▸ **Task**:
Every line of the records below that has the word "side" should be copied.

▸ **Stored items from a collection**:

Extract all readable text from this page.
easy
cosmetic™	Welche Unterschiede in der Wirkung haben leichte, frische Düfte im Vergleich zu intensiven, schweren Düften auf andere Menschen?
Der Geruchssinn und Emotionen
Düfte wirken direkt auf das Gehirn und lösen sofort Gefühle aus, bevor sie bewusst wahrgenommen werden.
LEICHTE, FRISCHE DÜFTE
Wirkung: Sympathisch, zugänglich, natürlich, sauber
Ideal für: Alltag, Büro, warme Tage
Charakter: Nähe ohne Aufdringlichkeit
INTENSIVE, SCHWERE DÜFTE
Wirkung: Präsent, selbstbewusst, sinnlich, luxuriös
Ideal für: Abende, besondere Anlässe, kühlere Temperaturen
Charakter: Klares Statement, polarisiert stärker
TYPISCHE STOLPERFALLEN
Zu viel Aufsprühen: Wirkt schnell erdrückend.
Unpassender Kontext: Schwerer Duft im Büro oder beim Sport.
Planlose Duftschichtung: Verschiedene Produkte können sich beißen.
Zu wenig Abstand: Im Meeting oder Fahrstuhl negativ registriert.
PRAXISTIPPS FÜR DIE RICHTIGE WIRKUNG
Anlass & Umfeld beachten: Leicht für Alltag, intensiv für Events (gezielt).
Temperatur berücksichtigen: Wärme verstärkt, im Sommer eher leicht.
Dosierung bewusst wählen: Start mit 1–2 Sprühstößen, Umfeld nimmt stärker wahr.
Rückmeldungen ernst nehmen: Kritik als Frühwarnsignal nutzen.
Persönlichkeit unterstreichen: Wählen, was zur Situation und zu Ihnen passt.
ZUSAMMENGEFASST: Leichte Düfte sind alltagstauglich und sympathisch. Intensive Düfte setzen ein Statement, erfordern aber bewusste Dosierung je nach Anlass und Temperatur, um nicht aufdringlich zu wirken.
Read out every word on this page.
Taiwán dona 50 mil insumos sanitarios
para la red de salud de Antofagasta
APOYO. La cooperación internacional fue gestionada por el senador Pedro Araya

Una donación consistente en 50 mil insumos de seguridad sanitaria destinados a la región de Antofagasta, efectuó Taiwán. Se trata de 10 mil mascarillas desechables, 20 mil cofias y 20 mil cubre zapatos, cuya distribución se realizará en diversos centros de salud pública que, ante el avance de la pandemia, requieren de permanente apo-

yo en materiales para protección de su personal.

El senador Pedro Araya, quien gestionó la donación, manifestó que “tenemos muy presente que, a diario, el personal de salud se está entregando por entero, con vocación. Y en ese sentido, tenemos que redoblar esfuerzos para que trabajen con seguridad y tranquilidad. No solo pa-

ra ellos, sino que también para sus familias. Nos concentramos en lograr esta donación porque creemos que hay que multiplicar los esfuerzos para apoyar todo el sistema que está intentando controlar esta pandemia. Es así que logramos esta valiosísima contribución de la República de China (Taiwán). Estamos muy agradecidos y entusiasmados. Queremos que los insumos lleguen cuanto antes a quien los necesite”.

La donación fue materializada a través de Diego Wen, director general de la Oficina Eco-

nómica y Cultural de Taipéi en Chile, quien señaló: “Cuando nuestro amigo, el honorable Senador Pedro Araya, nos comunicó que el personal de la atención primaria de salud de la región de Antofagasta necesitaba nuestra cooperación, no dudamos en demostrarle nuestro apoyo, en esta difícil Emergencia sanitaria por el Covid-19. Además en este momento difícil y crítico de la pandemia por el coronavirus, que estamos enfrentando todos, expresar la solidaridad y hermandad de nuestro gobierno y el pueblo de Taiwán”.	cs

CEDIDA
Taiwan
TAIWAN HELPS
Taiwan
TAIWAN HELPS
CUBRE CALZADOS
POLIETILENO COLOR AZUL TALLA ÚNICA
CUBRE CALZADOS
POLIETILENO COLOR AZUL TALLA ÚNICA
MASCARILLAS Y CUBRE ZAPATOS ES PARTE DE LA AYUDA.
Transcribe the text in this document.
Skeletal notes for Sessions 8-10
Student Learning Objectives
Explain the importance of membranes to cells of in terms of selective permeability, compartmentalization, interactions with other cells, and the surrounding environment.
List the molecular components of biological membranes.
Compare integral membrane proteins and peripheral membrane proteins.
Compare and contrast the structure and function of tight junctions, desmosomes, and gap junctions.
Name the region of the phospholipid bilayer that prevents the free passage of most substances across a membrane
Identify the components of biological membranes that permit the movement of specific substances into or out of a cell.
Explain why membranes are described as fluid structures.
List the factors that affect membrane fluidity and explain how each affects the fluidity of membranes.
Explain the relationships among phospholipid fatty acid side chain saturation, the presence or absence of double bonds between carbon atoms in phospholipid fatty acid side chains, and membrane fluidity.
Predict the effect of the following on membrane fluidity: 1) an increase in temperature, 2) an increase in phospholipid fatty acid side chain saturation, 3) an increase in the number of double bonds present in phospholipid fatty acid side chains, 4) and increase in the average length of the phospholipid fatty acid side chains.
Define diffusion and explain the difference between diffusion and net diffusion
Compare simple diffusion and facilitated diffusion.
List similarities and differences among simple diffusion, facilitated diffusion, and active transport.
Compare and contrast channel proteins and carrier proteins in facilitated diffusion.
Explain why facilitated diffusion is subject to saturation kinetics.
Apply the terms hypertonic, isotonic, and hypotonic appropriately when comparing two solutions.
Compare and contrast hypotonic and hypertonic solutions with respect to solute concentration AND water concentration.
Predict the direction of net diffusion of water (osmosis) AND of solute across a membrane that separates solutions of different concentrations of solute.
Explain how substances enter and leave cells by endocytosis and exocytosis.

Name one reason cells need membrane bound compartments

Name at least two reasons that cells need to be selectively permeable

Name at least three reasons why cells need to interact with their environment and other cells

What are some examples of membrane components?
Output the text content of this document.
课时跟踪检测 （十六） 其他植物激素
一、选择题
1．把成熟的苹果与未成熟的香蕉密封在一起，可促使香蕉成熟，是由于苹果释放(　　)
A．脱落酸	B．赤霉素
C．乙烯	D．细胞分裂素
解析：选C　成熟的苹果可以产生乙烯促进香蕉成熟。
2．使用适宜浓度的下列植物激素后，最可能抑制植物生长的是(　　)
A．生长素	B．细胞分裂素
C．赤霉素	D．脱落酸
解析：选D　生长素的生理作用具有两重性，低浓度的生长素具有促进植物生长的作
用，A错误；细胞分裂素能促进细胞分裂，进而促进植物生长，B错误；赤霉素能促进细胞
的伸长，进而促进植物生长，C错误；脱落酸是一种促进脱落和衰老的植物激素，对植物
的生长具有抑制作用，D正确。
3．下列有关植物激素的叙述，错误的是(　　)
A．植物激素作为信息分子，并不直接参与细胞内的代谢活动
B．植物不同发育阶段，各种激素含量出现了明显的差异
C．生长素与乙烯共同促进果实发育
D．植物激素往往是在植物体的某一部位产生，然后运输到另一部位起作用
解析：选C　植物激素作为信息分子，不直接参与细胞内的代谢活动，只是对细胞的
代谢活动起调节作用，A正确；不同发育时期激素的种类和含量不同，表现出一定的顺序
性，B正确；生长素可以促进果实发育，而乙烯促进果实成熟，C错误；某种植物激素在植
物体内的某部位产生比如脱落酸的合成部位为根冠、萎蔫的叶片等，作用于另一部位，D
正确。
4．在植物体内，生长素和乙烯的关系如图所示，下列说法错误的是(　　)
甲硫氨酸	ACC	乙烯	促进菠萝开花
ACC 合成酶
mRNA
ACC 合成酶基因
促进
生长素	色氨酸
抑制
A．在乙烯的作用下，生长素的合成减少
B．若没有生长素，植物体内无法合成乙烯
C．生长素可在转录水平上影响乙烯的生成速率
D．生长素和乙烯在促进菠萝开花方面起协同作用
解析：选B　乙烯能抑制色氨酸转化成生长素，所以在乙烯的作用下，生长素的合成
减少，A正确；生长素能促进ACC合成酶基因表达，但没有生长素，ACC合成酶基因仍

▸ **Solution to this exercise**:
Explain the relationships among phospholipid fatty acid side chain saturation, the presence or absence of double bonds between carbon atoms in phospholipid fatty acid side chains, and membrane fluidity.
Predict the effect of the following on membrane fluidity: 1) an increase in temperature, 2) an increase in phospholipid fatty acid side chain saturation, 3) an increase in the number of double bonds present in phospholipid fatty acid side chains, 4) and increase in the average length of the phospholipid fatty acid side chains.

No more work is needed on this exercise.